• **WORKING DATA**:

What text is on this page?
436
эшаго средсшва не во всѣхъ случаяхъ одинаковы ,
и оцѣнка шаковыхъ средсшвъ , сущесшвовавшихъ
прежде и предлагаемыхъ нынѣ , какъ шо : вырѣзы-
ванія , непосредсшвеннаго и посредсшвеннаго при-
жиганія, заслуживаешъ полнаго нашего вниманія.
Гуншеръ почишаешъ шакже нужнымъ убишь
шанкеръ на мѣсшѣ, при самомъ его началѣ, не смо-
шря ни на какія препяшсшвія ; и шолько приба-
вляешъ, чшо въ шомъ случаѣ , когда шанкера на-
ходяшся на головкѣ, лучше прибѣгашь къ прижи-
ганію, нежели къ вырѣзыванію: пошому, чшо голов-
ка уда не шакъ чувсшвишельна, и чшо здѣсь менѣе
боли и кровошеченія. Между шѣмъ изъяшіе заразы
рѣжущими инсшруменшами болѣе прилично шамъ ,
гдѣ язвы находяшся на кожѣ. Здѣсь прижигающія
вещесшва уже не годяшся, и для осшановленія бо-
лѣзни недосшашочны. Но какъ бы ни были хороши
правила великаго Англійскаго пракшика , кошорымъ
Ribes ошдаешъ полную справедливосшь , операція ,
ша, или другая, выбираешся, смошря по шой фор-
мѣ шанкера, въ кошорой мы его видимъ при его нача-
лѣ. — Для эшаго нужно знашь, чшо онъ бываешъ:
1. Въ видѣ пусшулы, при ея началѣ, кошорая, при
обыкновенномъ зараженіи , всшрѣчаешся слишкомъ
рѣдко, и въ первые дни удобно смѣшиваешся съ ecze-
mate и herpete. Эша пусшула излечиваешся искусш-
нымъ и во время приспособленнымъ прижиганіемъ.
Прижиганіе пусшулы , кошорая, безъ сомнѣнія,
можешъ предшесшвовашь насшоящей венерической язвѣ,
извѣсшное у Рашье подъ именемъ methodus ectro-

• **EXERCISE**: Your task is to give the records above again, exactly.

• **RESULT OF THIS EXERCISE**:
What text is on this page?
436
эшаго средсшва не во всѣхъ случаяхъ одинаковы ,
и оцѣнка шаковыхъ средсшвъ , сущесшвовавшихъ
прежде и предлагаемыхъ нынѣ , какъ шо : вырѣзы-
ванія , непосредсшвеннаго и посредсшвеннаго при-
жиганія, заслуживаешъ полнаго нашего вниманія.
Гуншеръ почишаешъ шакже нужнымъ убишь
шанкеръ на мѣсшѣ, при самомъ его началѣ, не смо-
шря ни на какія препяшсшвія ; и шолько приба-
вляешъ, чшо въ шомъ случаѣ , когда шанкера на-
ходяшся на головкѣ, лучше прибѣгашь къ прижи-
ганію, нежели къ вырѣзыванію: пошому, чшо голов-
ка уда не шакъ чувсшвишельна, и чшо здѣсь менѣе
боли и кровошеченія. Между шѣмъ изъяшіе заразы
рѣжущими инсшруменшами болѣе прилично шамъ ,
гдѣ язвы находяшся на кожѣ. Здѣсь прижигающія
вещесшва уже не годяшся, и для осшановленія бо-
лѣзни недосшашочны. Но какъ бы ни были хороши
правила великаго Англійскаго пракшика , кошорымъ
Ribes ошдаешъ полную справедливосшь , операція ,
ша, или другая, выбираешся, смошря по шой фор-
мѣ шанкера, въ кошорой мы его видимъ при его нача-
лѣ. — Для эшаго нужно знашь, чшо онъ бываешъ:
1. Въ видѣ пусшулы, при ея началѣ, кошорая, при
обыкновенномъ зараженіи , всшрѣчаешся слишкомъ
рѣдко, и въ первые дни удобно смѣшиваешся съ ecze-
mate и herpete. Эша пусшула излечиваешся искусш-
нымъ и во время приспособленнымъ прижиганіемъ.
Прижиганіе пусшулы , кошорая, безъ сомнѣнія,
можешъ предшесшвовашь насшоящей венерической язвѣ,
извѣсшное у Рашье подъ именемъ methodus ectro-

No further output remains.